WHAT YOU ARE ASKED TO DO>
Are you able to retype all the records below exactly?

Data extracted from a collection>

────────────────

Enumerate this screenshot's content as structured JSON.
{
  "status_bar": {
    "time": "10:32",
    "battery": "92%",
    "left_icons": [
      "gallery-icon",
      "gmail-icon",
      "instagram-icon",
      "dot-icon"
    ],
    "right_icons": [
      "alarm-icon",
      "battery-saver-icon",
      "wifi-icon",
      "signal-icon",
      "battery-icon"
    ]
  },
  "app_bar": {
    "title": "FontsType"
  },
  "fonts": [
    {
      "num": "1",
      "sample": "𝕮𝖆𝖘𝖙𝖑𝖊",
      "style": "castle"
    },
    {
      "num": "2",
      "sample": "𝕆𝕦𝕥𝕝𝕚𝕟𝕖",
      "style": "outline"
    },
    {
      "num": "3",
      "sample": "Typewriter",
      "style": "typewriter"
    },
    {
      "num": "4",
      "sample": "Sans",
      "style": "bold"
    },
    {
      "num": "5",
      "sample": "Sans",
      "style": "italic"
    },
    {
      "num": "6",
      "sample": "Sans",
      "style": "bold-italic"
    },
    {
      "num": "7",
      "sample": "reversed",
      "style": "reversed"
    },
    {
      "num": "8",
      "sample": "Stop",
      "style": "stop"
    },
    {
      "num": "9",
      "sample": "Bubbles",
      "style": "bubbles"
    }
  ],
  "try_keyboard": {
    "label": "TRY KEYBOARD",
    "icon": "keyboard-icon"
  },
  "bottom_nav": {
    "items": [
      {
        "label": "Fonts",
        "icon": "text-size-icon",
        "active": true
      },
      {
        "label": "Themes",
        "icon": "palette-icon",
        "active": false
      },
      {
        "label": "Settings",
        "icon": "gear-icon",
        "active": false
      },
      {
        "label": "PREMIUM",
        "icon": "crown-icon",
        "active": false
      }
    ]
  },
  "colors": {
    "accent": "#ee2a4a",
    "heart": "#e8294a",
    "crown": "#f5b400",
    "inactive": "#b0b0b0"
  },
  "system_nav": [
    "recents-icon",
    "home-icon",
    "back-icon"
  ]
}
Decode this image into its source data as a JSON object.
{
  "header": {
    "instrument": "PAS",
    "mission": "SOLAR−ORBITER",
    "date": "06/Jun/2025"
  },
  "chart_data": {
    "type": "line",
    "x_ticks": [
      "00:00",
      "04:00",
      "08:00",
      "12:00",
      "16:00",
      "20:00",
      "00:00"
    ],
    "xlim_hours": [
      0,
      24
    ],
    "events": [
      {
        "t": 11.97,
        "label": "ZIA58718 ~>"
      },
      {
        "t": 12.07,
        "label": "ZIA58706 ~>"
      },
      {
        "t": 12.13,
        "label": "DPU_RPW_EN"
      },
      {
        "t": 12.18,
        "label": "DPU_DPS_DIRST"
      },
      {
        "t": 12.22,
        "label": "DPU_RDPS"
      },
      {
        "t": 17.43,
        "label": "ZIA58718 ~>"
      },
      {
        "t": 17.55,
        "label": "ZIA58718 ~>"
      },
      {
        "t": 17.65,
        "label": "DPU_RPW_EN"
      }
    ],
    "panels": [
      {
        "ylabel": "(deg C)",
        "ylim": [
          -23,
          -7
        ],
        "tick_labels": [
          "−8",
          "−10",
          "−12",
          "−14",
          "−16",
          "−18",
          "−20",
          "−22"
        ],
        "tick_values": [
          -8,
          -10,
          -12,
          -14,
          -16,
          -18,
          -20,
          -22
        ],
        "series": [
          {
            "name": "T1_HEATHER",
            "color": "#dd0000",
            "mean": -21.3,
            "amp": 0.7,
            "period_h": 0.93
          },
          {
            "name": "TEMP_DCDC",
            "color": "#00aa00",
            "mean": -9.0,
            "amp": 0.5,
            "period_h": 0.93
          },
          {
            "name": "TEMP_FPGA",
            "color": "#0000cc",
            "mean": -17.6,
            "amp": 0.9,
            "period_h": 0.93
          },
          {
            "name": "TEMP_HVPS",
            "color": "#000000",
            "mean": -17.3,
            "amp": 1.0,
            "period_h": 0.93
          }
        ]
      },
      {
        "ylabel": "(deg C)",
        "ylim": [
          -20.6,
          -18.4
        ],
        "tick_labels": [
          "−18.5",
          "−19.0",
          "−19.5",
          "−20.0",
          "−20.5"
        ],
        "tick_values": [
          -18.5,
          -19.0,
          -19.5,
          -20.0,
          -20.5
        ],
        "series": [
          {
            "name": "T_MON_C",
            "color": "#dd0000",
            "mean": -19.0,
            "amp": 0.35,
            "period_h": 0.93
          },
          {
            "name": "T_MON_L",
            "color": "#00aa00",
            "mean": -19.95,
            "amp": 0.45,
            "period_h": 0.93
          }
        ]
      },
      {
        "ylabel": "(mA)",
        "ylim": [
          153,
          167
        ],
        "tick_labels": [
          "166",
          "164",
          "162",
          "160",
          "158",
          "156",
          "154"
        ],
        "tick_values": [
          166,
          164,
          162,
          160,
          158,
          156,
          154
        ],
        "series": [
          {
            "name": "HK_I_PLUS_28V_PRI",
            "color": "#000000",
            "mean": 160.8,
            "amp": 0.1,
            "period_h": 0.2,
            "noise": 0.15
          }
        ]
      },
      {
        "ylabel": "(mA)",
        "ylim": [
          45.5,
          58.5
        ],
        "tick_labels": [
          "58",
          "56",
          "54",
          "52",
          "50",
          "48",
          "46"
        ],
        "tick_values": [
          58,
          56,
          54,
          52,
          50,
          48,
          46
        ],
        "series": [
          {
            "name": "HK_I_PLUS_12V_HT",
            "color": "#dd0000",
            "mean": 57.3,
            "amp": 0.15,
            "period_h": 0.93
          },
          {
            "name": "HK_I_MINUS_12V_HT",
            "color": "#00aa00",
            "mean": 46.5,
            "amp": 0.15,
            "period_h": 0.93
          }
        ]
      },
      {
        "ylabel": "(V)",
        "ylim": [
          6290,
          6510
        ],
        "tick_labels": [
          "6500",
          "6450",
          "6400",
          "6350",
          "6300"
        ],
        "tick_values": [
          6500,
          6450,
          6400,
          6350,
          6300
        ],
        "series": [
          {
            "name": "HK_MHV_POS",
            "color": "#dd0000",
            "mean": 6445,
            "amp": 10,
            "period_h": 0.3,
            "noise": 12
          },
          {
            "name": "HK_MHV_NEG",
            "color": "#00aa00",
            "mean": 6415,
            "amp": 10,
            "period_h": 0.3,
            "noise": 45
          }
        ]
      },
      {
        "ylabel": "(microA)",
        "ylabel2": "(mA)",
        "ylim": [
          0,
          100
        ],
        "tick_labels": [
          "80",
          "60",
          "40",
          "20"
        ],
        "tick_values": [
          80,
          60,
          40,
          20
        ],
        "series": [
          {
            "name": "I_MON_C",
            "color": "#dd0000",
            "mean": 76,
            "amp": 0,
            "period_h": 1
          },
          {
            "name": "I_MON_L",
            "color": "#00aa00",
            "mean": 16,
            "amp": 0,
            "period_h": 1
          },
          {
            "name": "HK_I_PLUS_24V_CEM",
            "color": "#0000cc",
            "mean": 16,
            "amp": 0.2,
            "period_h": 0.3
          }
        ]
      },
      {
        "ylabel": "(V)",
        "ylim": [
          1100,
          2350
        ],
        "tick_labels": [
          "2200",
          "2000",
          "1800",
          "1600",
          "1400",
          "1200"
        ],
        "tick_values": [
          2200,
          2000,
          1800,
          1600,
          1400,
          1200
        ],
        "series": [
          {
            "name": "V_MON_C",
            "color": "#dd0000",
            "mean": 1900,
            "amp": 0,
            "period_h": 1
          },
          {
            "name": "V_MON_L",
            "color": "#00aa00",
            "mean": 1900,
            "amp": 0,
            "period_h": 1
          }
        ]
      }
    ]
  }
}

────────────────

CORRECT RESPONSE>
Enumerate this screenshot's content as structured JSON.
{
  "status_bar": {
    "time": "10:32",
    "battery": "92%",
    "left_icons": [
      "gallery-icon",
      "gmail-icon",
      "instagram-icon",
      "dot-icon"
    ],
    "right_icons": [
      "alarm-icon",
      "battery-saver-icon",
      "wifi-icon",
      "signal-icon",
      "battery-icon"
    ]
  },
  "app_bar": {
    "title": "FontsType"
  },
  "fonts": [
    {
      "num": "1",
      "sample": "𝕮𝖆𝖘𝖙𝖑𝖊",
      "style": "castle"
    },
    {
      "num": "2",
      "sample": "𝕆𝕦𝕥𝕝𝕚𝕟𝕖",
      "style": "outline"
    },
    {
      "num": "3",
      "sample": "Typewriter",
      "style": "typewriter"
    },
    {
      "num": "4",
      "sample": "Sans",
      "style": "bold"
    },
    {
      "num": "5",
      "sample": "Sans",
      "style": "italic"
    },
    {
      "num": "6",
      "sample": "Sans",
      "style": "bold-italic"
    },
    {
      "num": "7",
      "sample": "reversed",
      "style": "reversed"
    },
    {
      "num": "8",
      "sample": "Stop",
      "style": "stop"
    },
    {
      "num": "9",
      "sample": "Bubbles",
      "style": "bubbles"
    }
  ],
  "try_keyboard": {
    "label": "TRY KEYBOARD",
    "icon": "keyboard-icon"
  },
  "bottom_nav": {
    "items": [
      {
        "label": "Fonts",
        "icon": "text-size-icon",
        "active": true
      },
      {
        "label": "Themes",
        "icon": "palette-icon",
        "active": false
      },
      {
        "label": "Settings",
        "icon": "gear-icon",
        "active": false
      },
      {
        "label": "PREMIUM",
        "icon": "crown-icon",
        "active": false
      }
    ]
  },
  "colors": {
    "accent": "#ee2a4a",
    "heart": "#e8294a",
    "crown": "#f5b400",
    "inactive": "#b0b0b0"
  },
  "system_nav": [
    "recents-icon",
    "home-icon",
    "back-icon"
  ]
}
Decode this image into its source data as a JSON object.
{
  "header": {
    "instrument": "PAS",
    "mission": "SOLAR−ORBITER",
    "date": "06/Jun/2025"
  },
  "chart_data": {
    "type": "line",
    "x_ticks": [
      "00:00",
      "04:00",
      "08:00",
      "12:00",
      "16:00",
      "20:00",
      "00:00"
    ],
    "xlim_hours": [
      0,
      24
    ],
    "events": [
      {
        "t": 11.97,
        "label": "ZIA58718 ~>"
      },
      {
        "t": 12.07,
        "label": "ZIA58706 ~>"
      },
      {
        "t": 12.13,
        "label": "DPU_RPW_EN"
      },
      {
        "t": 12.18,
        "label": "DPU_DPS_DIRST"
      },
      {
        "t": 12.22,
        "label": "DPU_RDPS"
      },
      {
        "t": 17.43,
        "label": "ZIA58718 ~>"
      },
      {
        "t": 17.55,
        "label": "ZIA58718 ~>"
      },
      {
        "t": 17.65,
        "label": "DPU_RPW_EN"
      }
    ],
    "panels": [
      {
        "ylabel": "(deg C)",
        "ylim": [
          -23,
          -7
        ],
        "tick_labels": [
          "−8",
          "−10",
          "−12",
          "−14",
          "−16",
          "−18",
          "−20",
          "−22"
        ],
        "tick_values": [
          -8,
          -10,
          -12,
          -14,
          -16,
          -18,
          -20,
          -22
        ],
        "series": [
          {
            "name": "T1_HEATHER",
            "color": "#dd0000",
            "mean": -21.3,
            "amp": 0.7,
            "period_h": 0.93
          },
          {
            "name": "TEMP_DCDC",
            "color": "#00aa00",
            "mean": -9.0,
            "amp": 0.5,
            "period_h": 0.93
          },
          {
            "name": "TEMP_FPGA",
            "color": "#0000cc",
            "mean": -17.6,
            "amp": 0.9,
            "period_h": 0.93
          },
          {
            "name": "TEMP_HVPS",
            "color": "#000000",
            "mean": -17.3,
            "amp": 1.0,
            "period_h": 0.93
          }
        ]
      },
      {
        "ylabel": "(deg C)",
        "ylim": [
          -20.6,
          -18.4
        ],
        "tick_labels": [
          "−18.5",
          "−19.0",
          "−19.5",
          "−20.0",
          "−20.5"
        ],
        "tick_values": [
          -18.5,
          -19.0,
          -19.5,
          -20.0,
          -20.5
        ],
        "series": [
          {
            "name": "T_MON_C",
            "color": "#dd0000",
            "mean": -19.0,
            "amp": 0.35,
            "period_h": 0.93
          },
          {
            "name": "T_MON_L",
            "color": "#00aa00",
            "mean": -19.95,
            "amp": 0.45,
            "period_h": 0.93
          }
        ]
      },
      {
        "ylabel": "(mA)",
        "ylim": [
          153,
          167
        ],
        "tick_labels": [
          "166",
          "164",
          "162",
          "160",
          "158",
          "156",
          "154"
        ],
        "tick_values": [
          166,
          164,
          162,
          160,
          158,
          156,
          154
        ],
        "series": [
          {
            "name": "HK_I_PLUS_28V_PRI",
            "color": "#000000",
            "mean": 160.8,
            "amp": 0.1,
            "period_h": 0.2,
            "noise": 0.15
          }
        ]
      },
      {
        "ylabel": "(mA)",
        "ylim": [
          45.5,
          58.5
        ],
        "tick_labels": [
          "58",
          "56",
          "54",
          "52",
          "50",
          "48",
          "46"
        ],
        "tick_values": [
          58,
          56,
          54,
          52,
          50,
          48,
          46
        ],
        "series": [
          {
            "name": "HK_I_PLUS_12V_HT",
            "color": "#dd0000",
            "mean": 57.3,
            "amp": 0.15,
            "period_h": 0.93
          },
          {
            "name": "HK_I_MINUS_12V_HT",
            "color": "#00aa00",
            "mean": 46.5,
            "amp": 0.15,
            "period_h": 0.93
          }
        ]
      },
      {
        "ylabel": "(V)",
        "ylim": [
          6290,
          6510
        ],
        "tick_labels": [
          "6500",
          "6450",
          "6400",
          "6350",
          "6300"
        ],
        "tick_values": [
          6500,
          6450,
          6400,
          6350,
          6300
        ],
        "series": [
          {
            "name": "HK_MHV_POS",
            "color": "#dd0000",
            "mean": 6445,
            "amp": 10,
            "period_h": 0.3,
            "noise": 12
          },
          {
            "name": "HK_MHV_NEG",
            "color": "#00aa00",
            "mean": 6415,
            "amp": 10,
            "period_h": 0.3,
            "noise": 45
          }
        ]
      },
      {
        "ylabel": "(microA)",
        "ylabel2": "(mA)",
        "ylim": [
          0,
          100
        ],
        "tick_labels": [
          "80",
          "60",
          "40",
          "20"
        ],
        "tick_values": [
          80,
          60,
          40,
          20
        ],
        "series": [
          {
            "name": "I_MON_C",
            "color": "#dd0000",
            "mean": 76,
            "amp": 0,
            "period_h": 1
          },
          {
            "name": "I_MON_L",
            "color": "#00aa00",
            "mean": 16,
            "amp": 0,
            "period_h": 1
          },
          {
            "name": "HK_I_PLUS_24V_CEM",
            "color": "#0000cc",
            "mean": 16,
            "amp": 0.2,
            "period_h": 0.3
          }
        ]
      },
      {
        "ylabel": "(V)",
        "ylim": [
          1100,
          2350
        ],
        "tick_labels": [
          "2200",
          "2000",
          "1800",
          "1600",
          "1400",
          "1200"
        ],
        "tick_values": [
          2200,
          2000,
          1800,
          1600,
          1400,
          1200
        ],
        "series": [
          {
            "name": "V_MON_C",
            "color": "#dd0000",
            "mean": 1900,
            "amp": 0,
            "period_h": 1
          },
          {
            "name": "V_MON_L",
            "color": "#00aa00",
            "mean": 1900,
            "amp": 0,
            "period_h": 1
          }
        ]
      }
    ]
  }
}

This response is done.